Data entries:
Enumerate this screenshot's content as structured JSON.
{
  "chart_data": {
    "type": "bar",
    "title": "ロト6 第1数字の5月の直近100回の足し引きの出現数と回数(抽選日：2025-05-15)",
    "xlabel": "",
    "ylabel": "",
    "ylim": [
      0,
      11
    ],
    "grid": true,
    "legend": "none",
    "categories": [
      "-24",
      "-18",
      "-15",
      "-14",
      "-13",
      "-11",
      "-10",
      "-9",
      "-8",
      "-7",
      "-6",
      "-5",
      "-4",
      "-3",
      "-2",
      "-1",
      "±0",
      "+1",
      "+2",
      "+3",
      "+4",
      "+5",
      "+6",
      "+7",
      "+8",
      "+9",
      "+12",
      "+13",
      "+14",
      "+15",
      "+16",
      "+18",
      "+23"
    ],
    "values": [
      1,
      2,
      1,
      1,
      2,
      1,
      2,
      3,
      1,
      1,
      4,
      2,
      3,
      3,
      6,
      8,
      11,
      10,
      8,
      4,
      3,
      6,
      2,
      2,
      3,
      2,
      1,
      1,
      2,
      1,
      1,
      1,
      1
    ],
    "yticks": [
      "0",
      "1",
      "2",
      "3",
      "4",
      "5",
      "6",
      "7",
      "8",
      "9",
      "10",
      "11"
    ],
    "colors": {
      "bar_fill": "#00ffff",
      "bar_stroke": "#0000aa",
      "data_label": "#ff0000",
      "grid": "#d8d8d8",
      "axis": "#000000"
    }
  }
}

EXERCISE GOAL — Return the lines above exactly, keeping every word.

RESULT OF THIS TASK —
Enumerate this screenshot's content as structured JSON.
{
  "chart_data": {
    "type": "bar",
    "title": "ロト6 第1数字の5月の直近100回の足し引きの出現数と回数(抽選日：2025-05-15)",
    "xlabel": "",
    "ylabel": "",
    "ylim": [
      0,
      11
    ],
    "grid": true,
    "legend": "none",
    "categories": [
      "-24",
      "-18",
      "-15",
      "-14",
      "-13",
      "-11",
      "-10",
      "-9",
      "-8",
      "-7",
      "-6",
      "-5",
      "-4",
      "-3",
      "-2",
      "-1",
      "±0",
      "+1",
      "+2",
      "+3",
      "+4",
      "+5",
      "+6",
      "+7",
      "+8",
      "+9",
      "+12",
      "+13",
      "+14",
      "+15",
      "+16",
      "+18",
      "+23"
    ],
    "values": [
      1,
      2,
      1,
      1,
      2,
      1,
      2,
      3,
      1,
      1,
      4,
      2,
      3,
      3,
      6,
      8,
      11,
      10,
      8,
      4,
      3,
      6,
      2,
      2,
      3,
      2,
      1,
      1,
      2,
      1,
      1,
      1,
      1
    ],
    "yticks": [
      "0",
      "1",
      "2",
      "3",
      "4",
      "5",
      "6",
      "7",
      "8",
      "9",
      "10",
      "11"
    ],
    "colors": {
      "bar_fill": "#00ffff",
      "bar_stroke": "#0000aa",
      "data_label": "#ff0000",
      "grid": "#d8d8d8",
      "axis": "#000000"
    }
  }
}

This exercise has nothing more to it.